*EXERCISE DIRECTIONS*
Find the lines holding the string "addition" in the data, then copy all of them.
-- Start of INPUT --
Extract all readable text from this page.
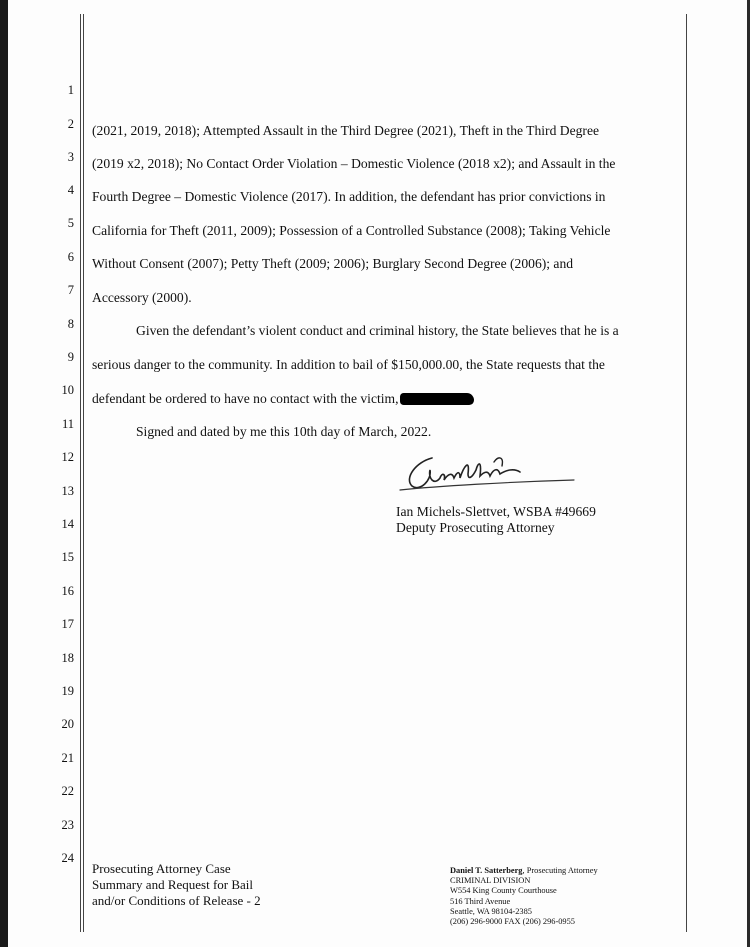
1
2
3
4
5
6
7
8
9
10
11
12
13
14
15
16
17
18
19
20
21
22
23
24
(2021, 2019, 2018); Attempted Assault in the Third Degree (2021), Theft in the Third Degree
(2019 x2, 2018); No Contact Order Violation – Domestic Violence (2018 x2); and Assault in the
Fourth Degree – Domestic Violence (2017). In addition, the defendant has prior convictions in
California for Theft (2011, 2009); Possession of a Controlled Substance (2008); Taking Vehicle
Without Consent (2007); Petty Theft (2009; 2006); Burglary Second Degree (2006); and
Accessory (2000).
Given the defendant’s violent conduct and criminal history, the State believes that he is a
serious danger to the community. In addition to bail of $150,000.00, the State requests that the
defendant be ordered to have no contact with the victim,
Signed and dated by me this 10th day of March, 2022.
Ian Michels-Slettvet, WSBA #49669
Deputy Prosecuting Attorney
Prosecuting Attorney Case
Summary and Request for Bail
and/or Conditions of Release - 2
Daniel T. Satterberg, Prosecuting Attorney
CRIMINAL DIVISION
W554 King County Courthouse
516 Third Avenue
Seattle, WA 98104-2385
(206) 296-9000 FAX (206) 296-0955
-- End of INPUT --
*SOLUTION*
Fourth Degree – Domestic Violence (2017). In addition, the defendant has prior convictions in
serious danger to the community. In addition to bail of $150,000.00, the State requests that the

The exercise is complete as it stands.